WORK TO COMPLETE
Below you will find a set of lines. Repeat them all exactly.

THE INPUT
>> Begin
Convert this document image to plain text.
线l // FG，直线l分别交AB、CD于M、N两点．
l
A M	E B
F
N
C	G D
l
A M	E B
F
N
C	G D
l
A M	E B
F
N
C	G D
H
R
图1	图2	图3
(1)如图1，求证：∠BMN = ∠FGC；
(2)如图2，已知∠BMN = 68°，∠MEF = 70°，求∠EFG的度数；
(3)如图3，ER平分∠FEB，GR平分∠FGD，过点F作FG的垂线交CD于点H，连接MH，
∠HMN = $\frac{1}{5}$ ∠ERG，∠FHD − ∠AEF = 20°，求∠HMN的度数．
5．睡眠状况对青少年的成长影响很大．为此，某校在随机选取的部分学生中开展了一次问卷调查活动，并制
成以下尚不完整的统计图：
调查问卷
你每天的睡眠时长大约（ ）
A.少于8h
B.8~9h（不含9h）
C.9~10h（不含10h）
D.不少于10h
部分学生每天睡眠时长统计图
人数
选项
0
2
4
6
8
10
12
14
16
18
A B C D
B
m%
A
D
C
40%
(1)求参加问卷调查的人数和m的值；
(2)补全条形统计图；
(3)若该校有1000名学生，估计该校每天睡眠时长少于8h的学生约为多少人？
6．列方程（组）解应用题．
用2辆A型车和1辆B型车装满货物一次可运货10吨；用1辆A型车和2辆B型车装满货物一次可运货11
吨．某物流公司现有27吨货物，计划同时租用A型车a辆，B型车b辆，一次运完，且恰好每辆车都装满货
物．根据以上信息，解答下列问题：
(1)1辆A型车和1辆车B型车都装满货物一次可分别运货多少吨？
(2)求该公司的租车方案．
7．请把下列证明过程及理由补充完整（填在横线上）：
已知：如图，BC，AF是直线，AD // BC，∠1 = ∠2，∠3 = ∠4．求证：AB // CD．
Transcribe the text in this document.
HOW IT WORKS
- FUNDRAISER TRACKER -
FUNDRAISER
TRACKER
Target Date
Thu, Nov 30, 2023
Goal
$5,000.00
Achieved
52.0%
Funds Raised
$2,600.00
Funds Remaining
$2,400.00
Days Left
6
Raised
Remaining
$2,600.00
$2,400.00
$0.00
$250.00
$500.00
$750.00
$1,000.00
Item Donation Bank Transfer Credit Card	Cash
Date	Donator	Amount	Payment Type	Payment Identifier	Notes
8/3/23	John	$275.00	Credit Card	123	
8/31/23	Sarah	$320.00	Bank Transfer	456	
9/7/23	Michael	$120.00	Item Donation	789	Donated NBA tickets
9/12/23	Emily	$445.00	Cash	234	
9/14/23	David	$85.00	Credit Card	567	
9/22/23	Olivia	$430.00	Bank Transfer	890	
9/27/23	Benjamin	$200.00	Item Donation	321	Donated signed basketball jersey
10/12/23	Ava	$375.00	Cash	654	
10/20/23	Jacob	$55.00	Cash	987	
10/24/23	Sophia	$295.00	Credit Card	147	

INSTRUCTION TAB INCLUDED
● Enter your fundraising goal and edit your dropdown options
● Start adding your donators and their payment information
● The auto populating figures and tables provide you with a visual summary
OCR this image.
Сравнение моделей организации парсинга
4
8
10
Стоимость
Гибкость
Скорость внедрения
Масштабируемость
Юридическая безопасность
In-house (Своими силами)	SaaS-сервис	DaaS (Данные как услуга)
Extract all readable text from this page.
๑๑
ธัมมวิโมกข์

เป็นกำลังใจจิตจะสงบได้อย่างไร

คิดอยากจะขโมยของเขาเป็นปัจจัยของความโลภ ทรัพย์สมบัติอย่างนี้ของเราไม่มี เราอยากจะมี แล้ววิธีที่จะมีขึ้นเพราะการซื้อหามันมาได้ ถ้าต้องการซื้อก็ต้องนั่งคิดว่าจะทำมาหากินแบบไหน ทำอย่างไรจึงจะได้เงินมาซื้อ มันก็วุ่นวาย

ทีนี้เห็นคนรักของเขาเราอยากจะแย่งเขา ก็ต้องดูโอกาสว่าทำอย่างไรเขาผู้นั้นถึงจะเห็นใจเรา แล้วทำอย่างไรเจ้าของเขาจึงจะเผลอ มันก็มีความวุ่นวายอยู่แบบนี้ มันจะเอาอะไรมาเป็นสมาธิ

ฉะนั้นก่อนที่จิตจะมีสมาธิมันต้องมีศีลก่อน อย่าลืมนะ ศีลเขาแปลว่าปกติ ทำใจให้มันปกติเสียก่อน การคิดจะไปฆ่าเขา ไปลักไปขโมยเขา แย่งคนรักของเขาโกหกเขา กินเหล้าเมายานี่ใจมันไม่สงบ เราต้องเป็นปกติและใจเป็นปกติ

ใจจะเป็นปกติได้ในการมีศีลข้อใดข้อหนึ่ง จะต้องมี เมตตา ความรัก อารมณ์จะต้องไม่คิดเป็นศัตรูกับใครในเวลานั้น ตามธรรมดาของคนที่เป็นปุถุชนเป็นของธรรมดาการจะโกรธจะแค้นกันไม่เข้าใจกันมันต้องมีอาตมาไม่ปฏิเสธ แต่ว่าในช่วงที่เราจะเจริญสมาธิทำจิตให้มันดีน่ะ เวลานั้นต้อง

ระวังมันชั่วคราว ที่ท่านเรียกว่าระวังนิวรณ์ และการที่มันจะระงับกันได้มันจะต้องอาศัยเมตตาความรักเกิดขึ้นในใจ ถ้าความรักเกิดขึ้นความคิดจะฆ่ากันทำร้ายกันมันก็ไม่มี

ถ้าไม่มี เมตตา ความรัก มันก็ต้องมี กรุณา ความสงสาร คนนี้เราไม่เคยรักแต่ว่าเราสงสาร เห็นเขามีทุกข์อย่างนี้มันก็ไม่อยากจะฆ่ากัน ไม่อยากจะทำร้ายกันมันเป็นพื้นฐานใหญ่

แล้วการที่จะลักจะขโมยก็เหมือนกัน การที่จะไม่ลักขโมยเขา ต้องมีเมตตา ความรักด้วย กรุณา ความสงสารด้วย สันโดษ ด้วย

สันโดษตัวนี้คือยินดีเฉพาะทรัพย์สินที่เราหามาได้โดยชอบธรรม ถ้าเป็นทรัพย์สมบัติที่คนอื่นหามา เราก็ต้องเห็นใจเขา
>> End
EXPECTED ANSWER
Convert this document image to plain text.
线l // FG，直线l分别交AB、CD于M、N两点．
l
A M	E B
F
N
C	G D
l
A M	E B
F
N
C	G D
l
A M	E B
F
N
C	G D
H
R
图1	图2	图3
(1)如图1，求证：∠BMN = ∠FGC；
(2)如图2，已知∠BMN = 68°，∠MEF = 70°，求∠EFG的度数；
(3)如图3，ER平分∠FEB，GR平分∠FGD，过点F作FG的垂线交CD于点H，连接MH，
∠HMN = $\frac{1}{5}$ ∠ERG，∠FHD − ∠AEF = 20°，求∠HMN的度数．
5．睡眠状况对青少年的成长影响很大．为此，某校在随机选取的部分学生中开展了一次问卷调查活动，并制
成以下尚不完整的统计图：
调查问卷
你每天的睡眠时长大约（ ）
A.少于8h
B.8~9h（不含9h）
C.9~10h（不含10h）
D.不少于10h
部分学生每天睡眠时长统计图
人数
选项
0
2
4
6
8
10
12
14
16
18
A B C D
B
m%
A
D
C
40%
(1)求参加问卷调查的人数和m的值；
(2)补全条形统计图；
(3)若该校有1000名学生，估计该校每天睡眠时长少于8h的学生约为多少人？
6．列方程（组）解应用题．
用2辆A型车和1辆B型车装满货物一次可运货10吨；用1辆A型车和2辆B型车装满货物一次可运货11
吨．某物流公司现有27吨货物，计划同时租用A型车a辆，B型车b辆，一次运完，且恰好每辆车都装满货
物．根据以上信息，解答下列问题：
(1)1辆A型车和1辆车B型车都装满货物一次可分别运货多少吨？
(2)求该公司的租车方案．
7．请把下列证明过程及理由补充完整（填在横线上）：
已知：如图，BC，AF是直线，AD // BC，∠1 = ∠2，∠3 = ∠4．求证：AB // CD．
Transcribe the text in this document.
HOW IT WORKS
- FUNDRAISER TRACKER -
FUNDRAISER
TRACKER
Target Date
Thu, Nov 30, 2023
Goal
$5,000.00
Achieved
52.0%
Funds Raised
$2,600.00
Funds Remaining
$2,400.00
Days Left
6
Raised
Remaining
$2,600.00
$2,400.00
$0.00
$250.00
$500.00
$750.00
$1,000.00
Item Donation Bank Transfer Credit Card	Cash
Date	Donator	Amount	Payment Type	Payment Identifier	Notes
8/3/23	John	$275.00	Credit Card	123	
8/31/23	Sarah	$320.00	Bank Transfer	456	
9/7/23	Michael	$120.00	Item Donation	789	Donated NBA tickets
9/12/23	Emily	$445.00	Cash	234	
9/14/23	David	$85.00	Credit Card	567	
9/22/23	Olivia	$430.00	Bank Transfer	890	
9/27/23	Benjamin	$200.00	Item Donation	321	Donated signed basketball jersey
10/12/23	Ava	$375.00	Cash	654	
10/20/23	Jacob	$55.00	Cash	987	
10/24/23	Sophia	$295.00	Credit Card	147	

INSTRUCTION TAB INCLUDED
● Enter your fundraising goal and edit your dropdown options
● Start adding your donators and their payment information
● The auto populating figures and tables provide you with a visual summary
OCR this image.
Сравнение моделей организации парсинга
4
8
10
Стоимость
Гибкость
Скорость внедрения
Масштабируемость
Юридическая безопасность
In-house (Своими силами)	SaaS-сервис	DaaS (Данные как услуга)
Extract all readable text from this page.
๑๑
ธัมมวิโมกข์

เป็นกำลังใจจิตจะสงบได้อย่างไร

คิดอยากจะขโมยของเขาเป็นปัจจัยของความโลภ ทรัพย์สมบัติอย่างนี้ของเราไม่มี เราอยากจะมี แล้ววิธีที่จะมีขึ้นเพราะการซื้อหามันมาได้ ถ้าต้องการซื้อก็ต้องนั่งคิดว่าจะทำมาหากินแบบไหน ทำอย่างไรจึงจะได้เงินมาซื้อ มันก็วุ่นวาย

ทีนี้เห็นคนรักของเขาเราอยากจะแย่งเขา ก็ต้องดูโอกาสว่าทำอย่างไรเขาผู้นั้นถึงจะเห็นใจเรา แล้วทำอย่างไรเจ้าของเขาจึงจะเผลอ มันก็มีความวุ่นวายอยู่แบบนี้ มันจะเอาอะไรมาเป็นสมาธิ

ฉะนั้นก่อนที่จิตจะมีสมาธิมันต้องมีศีลก่อน อย่าลืมนะ ศีลเขาแปลว่าปกติ ทำใจให้มันปกติเสียก่อน การคิดจะไปฆ่าเขา ไปลักไปขโมยเขา แย่งคนรักของเขาโกหกเขา กินเหล้าเมายานี่ใจมันไม่สงบ เราต้องเป็นปกติและใจเป็นปกติ

ใจจะเป็นปกติได้ในการมีศีลข้อใดข้อหนึ่ง จะต้องมี เมตตา ความรัก อารมณ์จะต้องไม่คิดเป็นศัตรูกับใครในเวลานั้น ตามธรรมดาของคนที่เป็นปุถุชนเป็นของธรรมดาการจะโกรธจะแค้นกันไม่เข้าใจกันมันต้องมีอาตมาไม่ปฏิเสธ แต่ว่าในช่วงที่เราจะเจริญสมาธิทำจิตให้มันดีน่ะ เวลานั้นต้อง

ระวังมันชั่วคราว ที่ท่านเรียกว่าระวังนิวรณ์ และการที่มันจะระงับกันได้มันจะต้องอาศัยเมตตาความรักเกิดขึ้นในใจ ถ้าความรักเกิดขึ้นความคิดจะฆ่ากันทำร้ายกันมันก็ไม่มี

ถ้าไม่มี เมตตา ความรัก มันก็ต้องมี กรุณา ความสงสาร คนนี้เราไม่เคยรักแต่ว่าเราสงสาร เห็นเขามีทุกข์อย่างนี้มันก็ไม่อยากจะฆ่ากัน ไม่อยากจะทำร้ายกันมันเป็นพื้นฐานใหญ่

แล้วการที่จะลักจะขโมยก็เหมือนกัน การที่จะไม่ลักขโมยเขา ต้องมีเมตตา ความรักด้วย กรุณา ความสงสารด้วย สันโดษ ด้วย

สันโดษตัวนี้คือยินดีเฉพาะทรัพย์สินที่เราหามาได้โดยชอบธรรม ถ้าเป็นทรัพย์สมบัติที่คนอื่นหามา เราก็ต้องเห็นใจเขา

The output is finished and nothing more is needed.